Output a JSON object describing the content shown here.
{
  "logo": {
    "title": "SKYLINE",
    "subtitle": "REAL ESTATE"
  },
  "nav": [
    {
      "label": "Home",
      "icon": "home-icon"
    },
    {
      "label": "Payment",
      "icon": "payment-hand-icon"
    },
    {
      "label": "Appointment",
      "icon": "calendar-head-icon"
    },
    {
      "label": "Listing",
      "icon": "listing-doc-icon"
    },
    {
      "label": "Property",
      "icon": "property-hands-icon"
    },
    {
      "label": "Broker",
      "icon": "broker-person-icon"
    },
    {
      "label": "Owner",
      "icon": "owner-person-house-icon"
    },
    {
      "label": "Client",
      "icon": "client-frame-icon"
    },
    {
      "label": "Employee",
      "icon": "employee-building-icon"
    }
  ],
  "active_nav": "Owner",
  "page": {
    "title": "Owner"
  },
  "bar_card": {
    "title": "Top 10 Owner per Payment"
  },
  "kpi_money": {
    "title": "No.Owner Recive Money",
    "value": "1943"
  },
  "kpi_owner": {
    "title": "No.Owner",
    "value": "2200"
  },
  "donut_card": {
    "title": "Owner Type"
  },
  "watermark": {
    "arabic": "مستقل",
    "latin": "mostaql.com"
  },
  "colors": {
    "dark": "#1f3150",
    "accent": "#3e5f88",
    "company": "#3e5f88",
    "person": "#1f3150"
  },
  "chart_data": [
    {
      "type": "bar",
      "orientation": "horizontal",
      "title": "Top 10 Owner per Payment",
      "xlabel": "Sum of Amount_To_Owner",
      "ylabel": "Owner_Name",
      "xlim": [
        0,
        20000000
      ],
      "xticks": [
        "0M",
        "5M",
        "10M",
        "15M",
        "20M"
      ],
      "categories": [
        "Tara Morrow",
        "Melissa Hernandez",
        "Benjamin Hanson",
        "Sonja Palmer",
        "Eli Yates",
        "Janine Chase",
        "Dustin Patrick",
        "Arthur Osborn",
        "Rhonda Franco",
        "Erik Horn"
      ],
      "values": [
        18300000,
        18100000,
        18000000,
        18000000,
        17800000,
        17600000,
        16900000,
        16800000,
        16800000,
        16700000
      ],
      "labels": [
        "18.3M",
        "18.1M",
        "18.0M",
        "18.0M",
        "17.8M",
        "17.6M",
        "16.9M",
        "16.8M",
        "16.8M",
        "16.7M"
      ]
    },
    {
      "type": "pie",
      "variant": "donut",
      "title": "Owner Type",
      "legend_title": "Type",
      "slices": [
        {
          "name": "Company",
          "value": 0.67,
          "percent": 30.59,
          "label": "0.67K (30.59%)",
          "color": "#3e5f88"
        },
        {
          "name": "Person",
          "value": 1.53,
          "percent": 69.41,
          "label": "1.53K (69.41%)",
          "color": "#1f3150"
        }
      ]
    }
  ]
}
================================
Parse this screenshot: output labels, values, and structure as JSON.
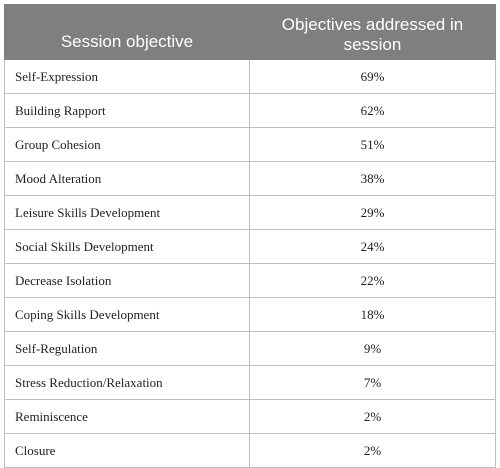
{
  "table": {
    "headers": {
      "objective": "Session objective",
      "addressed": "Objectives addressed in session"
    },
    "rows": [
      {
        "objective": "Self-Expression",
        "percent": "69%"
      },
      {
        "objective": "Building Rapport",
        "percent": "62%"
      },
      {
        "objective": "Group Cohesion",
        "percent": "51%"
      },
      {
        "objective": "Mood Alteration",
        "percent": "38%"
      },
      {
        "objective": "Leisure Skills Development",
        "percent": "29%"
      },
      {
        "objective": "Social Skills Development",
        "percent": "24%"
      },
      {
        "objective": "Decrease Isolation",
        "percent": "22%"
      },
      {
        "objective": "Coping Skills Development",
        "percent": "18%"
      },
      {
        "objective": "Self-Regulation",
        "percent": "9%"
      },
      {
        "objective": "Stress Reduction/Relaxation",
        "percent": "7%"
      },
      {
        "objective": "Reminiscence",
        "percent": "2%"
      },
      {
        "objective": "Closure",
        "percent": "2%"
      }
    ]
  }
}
================================
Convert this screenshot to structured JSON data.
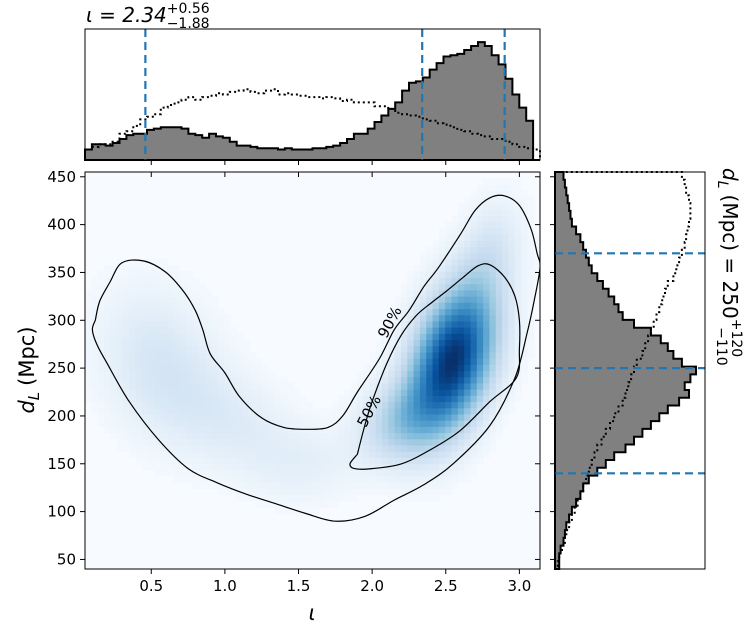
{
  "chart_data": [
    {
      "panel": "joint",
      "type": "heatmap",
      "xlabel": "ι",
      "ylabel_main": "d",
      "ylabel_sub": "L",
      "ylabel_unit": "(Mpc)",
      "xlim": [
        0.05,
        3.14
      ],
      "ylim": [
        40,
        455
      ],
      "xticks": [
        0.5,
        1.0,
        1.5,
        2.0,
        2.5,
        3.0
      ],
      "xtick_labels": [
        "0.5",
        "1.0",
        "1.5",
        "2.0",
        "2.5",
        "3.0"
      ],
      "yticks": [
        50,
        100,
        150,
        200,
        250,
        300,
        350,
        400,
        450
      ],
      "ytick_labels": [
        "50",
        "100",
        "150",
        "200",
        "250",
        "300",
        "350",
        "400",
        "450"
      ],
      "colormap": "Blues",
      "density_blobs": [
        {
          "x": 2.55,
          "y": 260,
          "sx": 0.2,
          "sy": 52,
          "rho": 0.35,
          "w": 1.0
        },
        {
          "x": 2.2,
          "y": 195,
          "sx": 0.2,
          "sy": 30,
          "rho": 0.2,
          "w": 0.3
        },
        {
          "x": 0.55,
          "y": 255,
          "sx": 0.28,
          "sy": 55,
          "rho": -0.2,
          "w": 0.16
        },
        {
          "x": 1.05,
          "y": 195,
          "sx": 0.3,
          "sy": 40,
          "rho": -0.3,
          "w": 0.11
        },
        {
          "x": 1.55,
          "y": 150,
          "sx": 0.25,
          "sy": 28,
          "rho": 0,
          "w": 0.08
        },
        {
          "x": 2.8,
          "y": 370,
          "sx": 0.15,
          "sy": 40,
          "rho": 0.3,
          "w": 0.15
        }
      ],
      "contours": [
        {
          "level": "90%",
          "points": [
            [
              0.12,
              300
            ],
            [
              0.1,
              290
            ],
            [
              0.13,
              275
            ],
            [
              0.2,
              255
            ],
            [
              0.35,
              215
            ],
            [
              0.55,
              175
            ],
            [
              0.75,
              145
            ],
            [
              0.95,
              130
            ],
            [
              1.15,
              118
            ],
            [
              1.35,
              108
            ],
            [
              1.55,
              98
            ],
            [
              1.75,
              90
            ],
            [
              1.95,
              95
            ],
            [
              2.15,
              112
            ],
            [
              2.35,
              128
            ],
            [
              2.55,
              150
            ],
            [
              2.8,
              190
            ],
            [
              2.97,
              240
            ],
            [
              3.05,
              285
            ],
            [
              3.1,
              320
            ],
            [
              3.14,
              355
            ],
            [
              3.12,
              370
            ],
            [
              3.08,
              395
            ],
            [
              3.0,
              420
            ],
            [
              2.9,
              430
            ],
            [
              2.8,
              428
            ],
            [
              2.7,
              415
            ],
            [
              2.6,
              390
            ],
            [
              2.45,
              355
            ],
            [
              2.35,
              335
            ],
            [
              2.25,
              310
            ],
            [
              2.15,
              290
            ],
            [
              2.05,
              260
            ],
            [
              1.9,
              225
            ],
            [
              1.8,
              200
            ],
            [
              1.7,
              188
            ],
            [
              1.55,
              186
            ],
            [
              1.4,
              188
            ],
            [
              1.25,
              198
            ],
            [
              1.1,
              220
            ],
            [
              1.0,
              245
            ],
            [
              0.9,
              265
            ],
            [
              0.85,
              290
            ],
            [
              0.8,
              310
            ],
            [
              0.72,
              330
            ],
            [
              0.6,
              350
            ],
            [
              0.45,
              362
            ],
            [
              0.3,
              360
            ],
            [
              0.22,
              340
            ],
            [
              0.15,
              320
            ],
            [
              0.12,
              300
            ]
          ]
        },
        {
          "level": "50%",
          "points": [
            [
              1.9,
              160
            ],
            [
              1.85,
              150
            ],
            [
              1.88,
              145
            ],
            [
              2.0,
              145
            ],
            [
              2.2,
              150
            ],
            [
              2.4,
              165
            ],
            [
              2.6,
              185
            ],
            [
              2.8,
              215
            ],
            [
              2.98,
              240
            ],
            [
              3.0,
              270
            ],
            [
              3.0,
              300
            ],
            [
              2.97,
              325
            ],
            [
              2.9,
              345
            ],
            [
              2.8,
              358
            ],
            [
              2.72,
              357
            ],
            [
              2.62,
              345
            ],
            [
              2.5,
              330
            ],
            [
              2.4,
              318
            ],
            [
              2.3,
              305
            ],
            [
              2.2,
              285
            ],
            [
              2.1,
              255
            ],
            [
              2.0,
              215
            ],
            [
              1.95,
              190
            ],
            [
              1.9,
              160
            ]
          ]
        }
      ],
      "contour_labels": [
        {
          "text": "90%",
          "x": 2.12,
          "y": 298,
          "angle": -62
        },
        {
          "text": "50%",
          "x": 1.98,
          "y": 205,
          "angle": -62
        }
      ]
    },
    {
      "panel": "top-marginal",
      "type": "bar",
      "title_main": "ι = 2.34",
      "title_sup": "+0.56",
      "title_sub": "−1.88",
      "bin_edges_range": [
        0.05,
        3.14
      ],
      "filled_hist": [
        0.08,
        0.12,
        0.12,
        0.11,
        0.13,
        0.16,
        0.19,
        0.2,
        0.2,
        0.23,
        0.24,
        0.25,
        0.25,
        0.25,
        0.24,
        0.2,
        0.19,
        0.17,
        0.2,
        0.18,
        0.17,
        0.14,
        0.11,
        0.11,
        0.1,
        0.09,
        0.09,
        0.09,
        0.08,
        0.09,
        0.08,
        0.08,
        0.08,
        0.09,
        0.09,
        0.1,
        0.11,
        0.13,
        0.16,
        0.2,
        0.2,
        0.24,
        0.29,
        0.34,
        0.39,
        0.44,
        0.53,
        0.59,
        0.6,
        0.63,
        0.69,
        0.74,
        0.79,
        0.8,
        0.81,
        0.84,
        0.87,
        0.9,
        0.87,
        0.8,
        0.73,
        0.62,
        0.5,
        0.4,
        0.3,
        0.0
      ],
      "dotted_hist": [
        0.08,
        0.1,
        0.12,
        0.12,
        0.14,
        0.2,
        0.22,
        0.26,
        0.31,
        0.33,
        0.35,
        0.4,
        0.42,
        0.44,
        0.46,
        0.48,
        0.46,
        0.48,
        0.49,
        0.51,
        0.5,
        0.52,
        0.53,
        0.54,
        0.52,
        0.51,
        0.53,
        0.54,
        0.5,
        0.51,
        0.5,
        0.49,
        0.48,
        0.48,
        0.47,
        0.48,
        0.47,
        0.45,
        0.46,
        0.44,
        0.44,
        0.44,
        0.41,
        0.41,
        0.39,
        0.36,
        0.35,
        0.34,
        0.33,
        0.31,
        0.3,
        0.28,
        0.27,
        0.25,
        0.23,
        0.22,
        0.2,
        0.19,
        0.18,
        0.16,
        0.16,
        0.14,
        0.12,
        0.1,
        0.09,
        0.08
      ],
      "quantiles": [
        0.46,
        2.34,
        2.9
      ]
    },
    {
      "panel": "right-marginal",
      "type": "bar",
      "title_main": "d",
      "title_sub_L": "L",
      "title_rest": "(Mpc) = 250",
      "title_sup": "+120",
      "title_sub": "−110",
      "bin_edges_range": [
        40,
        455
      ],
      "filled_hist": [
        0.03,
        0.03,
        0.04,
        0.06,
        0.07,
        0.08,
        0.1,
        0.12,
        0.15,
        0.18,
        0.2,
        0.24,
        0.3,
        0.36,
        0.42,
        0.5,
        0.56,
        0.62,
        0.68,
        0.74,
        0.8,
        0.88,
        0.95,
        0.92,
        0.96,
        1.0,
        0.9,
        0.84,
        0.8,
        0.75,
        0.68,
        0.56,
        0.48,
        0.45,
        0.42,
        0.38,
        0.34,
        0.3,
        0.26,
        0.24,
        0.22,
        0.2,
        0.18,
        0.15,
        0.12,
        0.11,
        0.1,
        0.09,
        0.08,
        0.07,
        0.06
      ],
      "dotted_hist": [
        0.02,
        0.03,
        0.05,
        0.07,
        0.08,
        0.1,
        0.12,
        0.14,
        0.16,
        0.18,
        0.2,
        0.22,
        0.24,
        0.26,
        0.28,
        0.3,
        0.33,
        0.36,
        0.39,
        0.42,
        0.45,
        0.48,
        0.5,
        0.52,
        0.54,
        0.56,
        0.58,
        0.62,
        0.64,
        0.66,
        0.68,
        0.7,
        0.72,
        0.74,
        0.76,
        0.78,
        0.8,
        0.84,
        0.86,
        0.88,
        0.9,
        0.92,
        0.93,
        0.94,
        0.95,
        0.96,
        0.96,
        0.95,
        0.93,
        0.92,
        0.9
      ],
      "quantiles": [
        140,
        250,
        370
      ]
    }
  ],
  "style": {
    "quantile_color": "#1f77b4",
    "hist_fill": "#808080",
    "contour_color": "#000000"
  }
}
================================
Exercise directions: Every line that holds the word "xlabel" counts once; state the total number of such lines and nothing else.

Expected answer: 2